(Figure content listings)
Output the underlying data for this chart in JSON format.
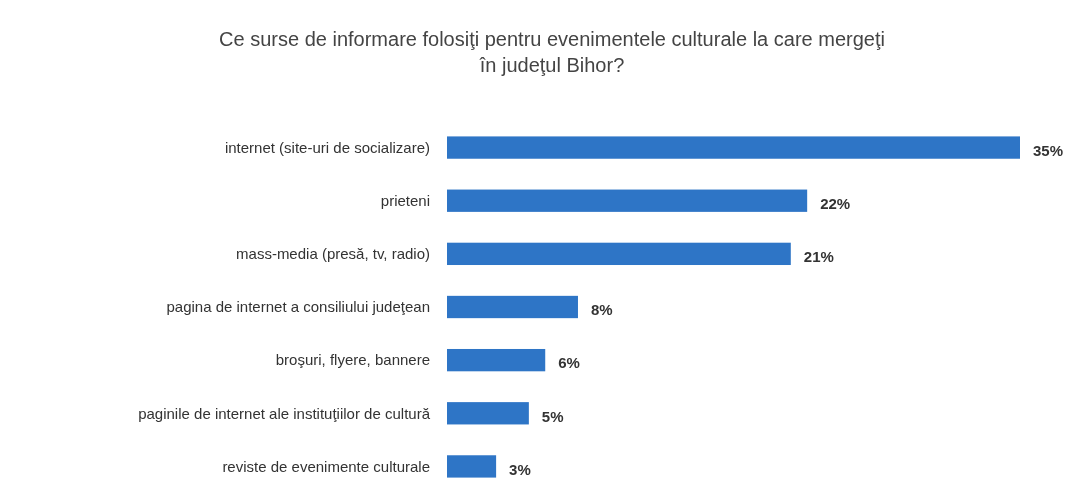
{
  "chart_data": {
    "type": "bar",
    "orientation": "horizontal",
    "title": "Ce surse de informare folosiţi pentru evenimentele culturale la care mergeţi în judeţul Bihor?",
    "categories": [
      "internet (site-uri de socializare)",
      "prieteni",
      "mass-media (presă, tv, radio)",
      "pagina de internet a consiliului judeţean",
      "broşuri, flyere, bannere",
      "paginile de internet ale instituţiilor de cultură",
      "reviste de evenimente culturale"
    ],
    "values": [
      35,
      22,
      21,
      8,
      6,
      5,
      3
    ],
    "value_labels": [
      "35%",
      "22%",
      "21%",
      "8%",
      "6%",
      "5%",
      "3%"
    ],
    "color": "#2e75c6"
  }
}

→ **Given instruction**: Write out the records above once more, word for word, with no pictures.

→ **Full answer**:
Output the underlying data for this chart in JSON format.
{
  "chart_data": {
    "type": "bar",
    "orientation": "horizontal",
    "title": "Ce surse de informare folosiţi pentru evenimentele culturale la care mergeţi în judeţul Bihor?",
    "categories": [
      "internet (site-uri de socializare)",
      "prieteni",
      "mass-media (presă, tv, radio)",
      "pagina de internet a consiliului judeţean",
      "broşuri, flyere, bannere",
      "paginile de internet ale instituţiilor de cultură",
      "reviste de evenimente culturale"
    ],
    "values": [
      35,
      22,
      21,
      8,
      6,
      5,
      3
    ],
    "value_labels": [
      "35%",
      "22%",
      "21%",
      "8%",
      "6%",
      "5%",
      "3%"
    ],
    "color": "#2e75c6"
  }
}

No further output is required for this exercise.